_Set task_
Check the listing below for lines that hold "description". How many are there? Please give only the number.
══ Record excerpts
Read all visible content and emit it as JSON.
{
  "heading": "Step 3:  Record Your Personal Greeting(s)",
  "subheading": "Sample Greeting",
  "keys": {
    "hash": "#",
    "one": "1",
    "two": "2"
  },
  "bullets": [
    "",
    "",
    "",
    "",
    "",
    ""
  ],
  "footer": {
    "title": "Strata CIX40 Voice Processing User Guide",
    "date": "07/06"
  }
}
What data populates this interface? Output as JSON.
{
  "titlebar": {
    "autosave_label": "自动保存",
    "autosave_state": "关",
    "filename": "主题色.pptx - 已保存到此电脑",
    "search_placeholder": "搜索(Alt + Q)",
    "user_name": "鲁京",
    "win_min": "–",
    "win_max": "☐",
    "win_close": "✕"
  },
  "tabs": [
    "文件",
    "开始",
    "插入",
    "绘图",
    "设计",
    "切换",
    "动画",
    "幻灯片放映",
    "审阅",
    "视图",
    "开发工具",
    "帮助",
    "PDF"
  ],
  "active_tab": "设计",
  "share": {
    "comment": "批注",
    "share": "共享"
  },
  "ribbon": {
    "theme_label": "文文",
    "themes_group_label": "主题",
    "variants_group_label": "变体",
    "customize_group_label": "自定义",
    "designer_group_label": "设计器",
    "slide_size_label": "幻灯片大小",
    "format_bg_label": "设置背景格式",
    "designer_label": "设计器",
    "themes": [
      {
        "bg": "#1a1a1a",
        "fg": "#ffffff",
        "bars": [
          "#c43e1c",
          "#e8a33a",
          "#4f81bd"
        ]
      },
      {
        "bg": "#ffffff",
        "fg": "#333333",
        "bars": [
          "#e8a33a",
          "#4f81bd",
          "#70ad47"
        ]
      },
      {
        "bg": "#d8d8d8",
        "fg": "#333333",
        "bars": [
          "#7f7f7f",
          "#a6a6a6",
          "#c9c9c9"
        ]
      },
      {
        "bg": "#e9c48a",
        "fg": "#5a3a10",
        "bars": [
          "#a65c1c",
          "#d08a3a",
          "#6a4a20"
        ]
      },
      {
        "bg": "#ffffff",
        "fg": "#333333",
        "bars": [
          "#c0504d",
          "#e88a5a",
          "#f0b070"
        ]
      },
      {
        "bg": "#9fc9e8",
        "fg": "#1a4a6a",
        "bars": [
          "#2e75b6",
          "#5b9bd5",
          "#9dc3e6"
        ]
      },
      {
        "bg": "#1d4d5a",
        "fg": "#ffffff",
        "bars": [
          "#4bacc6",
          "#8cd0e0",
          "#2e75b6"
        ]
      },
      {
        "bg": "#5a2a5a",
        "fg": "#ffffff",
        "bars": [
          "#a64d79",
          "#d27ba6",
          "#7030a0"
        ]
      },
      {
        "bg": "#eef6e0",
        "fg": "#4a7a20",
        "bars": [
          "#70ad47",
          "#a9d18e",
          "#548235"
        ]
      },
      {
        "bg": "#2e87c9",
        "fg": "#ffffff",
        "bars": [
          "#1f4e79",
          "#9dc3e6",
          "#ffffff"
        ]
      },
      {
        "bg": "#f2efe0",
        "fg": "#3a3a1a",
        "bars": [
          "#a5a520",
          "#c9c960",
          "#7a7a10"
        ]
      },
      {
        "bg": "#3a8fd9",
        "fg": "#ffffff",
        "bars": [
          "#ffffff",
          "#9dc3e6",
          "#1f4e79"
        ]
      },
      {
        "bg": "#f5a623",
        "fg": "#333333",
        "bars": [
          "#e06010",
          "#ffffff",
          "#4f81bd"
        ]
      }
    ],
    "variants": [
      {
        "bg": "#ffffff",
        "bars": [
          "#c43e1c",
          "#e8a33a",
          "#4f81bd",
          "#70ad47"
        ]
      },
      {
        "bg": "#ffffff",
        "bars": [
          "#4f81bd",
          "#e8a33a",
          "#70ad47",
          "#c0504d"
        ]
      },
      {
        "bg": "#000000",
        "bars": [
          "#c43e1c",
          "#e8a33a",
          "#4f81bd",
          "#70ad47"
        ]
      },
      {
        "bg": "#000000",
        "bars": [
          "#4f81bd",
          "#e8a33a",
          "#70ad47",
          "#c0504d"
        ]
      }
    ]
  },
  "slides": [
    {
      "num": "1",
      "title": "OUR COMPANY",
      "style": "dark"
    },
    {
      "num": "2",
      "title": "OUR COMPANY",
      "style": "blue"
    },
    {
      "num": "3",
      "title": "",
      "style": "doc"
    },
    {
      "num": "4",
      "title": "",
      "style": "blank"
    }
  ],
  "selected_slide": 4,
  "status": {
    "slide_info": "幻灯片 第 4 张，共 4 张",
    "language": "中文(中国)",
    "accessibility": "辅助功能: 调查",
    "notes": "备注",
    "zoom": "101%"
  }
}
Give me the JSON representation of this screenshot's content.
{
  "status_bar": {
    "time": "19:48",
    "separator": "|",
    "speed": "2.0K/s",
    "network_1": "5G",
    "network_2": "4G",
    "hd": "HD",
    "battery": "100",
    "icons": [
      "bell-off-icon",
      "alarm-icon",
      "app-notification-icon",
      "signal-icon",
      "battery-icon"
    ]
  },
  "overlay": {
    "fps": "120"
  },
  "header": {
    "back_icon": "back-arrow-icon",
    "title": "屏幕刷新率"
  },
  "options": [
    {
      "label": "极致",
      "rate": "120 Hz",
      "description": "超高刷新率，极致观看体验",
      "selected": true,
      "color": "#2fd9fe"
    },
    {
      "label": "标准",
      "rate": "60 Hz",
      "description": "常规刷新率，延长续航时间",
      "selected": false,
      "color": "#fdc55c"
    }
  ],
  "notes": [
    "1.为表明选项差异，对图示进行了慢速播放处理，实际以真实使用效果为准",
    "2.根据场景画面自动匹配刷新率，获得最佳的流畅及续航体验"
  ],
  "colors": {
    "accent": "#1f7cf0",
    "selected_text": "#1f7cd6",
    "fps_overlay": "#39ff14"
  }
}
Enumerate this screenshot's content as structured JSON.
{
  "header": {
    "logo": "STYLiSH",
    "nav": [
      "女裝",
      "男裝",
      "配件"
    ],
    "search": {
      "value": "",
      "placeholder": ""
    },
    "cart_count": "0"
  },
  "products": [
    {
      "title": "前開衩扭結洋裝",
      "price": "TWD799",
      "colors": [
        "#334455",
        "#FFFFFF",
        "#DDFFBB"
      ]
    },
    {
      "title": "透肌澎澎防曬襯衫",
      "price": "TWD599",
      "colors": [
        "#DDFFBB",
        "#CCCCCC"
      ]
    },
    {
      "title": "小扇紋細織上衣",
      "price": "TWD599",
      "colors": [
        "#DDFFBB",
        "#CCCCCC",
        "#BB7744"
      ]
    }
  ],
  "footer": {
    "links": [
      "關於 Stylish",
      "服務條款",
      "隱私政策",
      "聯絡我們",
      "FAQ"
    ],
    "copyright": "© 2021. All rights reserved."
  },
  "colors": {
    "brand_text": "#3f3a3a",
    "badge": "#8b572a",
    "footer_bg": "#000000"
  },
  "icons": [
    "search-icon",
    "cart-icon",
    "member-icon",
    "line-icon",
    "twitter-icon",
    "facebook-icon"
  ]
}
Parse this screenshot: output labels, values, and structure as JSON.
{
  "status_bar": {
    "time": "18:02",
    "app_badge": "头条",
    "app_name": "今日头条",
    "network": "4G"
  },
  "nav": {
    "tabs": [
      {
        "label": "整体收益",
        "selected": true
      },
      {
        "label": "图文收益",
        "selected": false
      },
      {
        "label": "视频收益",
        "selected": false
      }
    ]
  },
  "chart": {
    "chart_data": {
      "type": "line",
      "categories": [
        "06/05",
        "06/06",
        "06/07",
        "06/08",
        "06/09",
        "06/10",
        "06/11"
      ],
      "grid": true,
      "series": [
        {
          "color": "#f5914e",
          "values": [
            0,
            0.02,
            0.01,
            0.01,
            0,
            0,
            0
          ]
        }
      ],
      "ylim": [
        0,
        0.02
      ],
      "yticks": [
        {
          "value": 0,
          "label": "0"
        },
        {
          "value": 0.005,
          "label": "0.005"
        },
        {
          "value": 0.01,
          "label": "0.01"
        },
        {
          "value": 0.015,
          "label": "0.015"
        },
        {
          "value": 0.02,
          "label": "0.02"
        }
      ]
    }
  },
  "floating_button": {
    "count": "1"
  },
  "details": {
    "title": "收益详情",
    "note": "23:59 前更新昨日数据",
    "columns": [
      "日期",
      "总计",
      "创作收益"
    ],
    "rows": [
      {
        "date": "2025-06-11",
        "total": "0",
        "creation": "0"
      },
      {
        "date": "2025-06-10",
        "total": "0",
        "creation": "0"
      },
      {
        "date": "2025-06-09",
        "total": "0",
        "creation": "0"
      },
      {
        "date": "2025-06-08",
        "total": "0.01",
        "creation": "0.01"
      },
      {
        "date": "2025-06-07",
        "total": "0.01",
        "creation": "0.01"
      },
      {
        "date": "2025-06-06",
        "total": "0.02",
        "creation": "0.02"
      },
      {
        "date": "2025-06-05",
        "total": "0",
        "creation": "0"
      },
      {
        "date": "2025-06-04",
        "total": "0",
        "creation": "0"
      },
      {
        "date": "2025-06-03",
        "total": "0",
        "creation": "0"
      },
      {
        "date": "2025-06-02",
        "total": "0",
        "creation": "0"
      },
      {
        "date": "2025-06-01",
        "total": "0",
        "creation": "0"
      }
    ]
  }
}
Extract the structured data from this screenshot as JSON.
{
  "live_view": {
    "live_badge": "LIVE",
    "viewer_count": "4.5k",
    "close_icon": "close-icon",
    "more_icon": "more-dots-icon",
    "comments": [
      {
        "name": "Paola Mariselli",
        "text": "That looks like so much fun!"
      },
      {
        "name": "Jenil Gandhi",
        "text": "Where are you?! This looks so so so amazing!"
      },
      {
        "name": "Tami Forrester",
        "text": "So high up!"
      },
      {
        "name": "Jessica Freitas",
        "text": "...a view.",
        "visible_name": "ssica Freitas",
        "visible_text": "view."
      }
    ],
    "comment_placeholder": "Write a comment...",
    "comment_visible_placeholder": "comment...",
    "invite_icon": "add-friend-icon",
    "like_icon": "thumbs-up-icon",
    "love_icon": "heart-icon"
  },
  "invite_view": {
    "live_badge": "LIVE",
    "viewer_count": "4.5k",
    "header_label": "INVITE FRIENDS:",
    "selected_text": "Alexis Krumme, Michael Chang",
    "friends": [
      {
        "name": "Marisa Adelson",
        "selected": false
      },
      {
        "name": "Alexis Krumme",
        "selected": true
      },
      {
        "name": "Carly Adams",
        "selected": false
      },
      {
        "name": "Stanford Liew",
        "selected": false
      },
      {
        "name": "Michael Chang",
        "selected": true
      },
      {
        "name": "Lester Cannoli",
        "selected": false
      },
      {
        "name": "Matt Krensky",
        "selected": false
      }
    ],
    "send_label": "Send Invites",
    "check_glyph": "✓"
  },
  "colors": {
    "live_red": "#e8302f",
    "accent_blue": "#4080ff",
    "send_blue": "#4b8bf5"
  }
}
════
_Output below_
2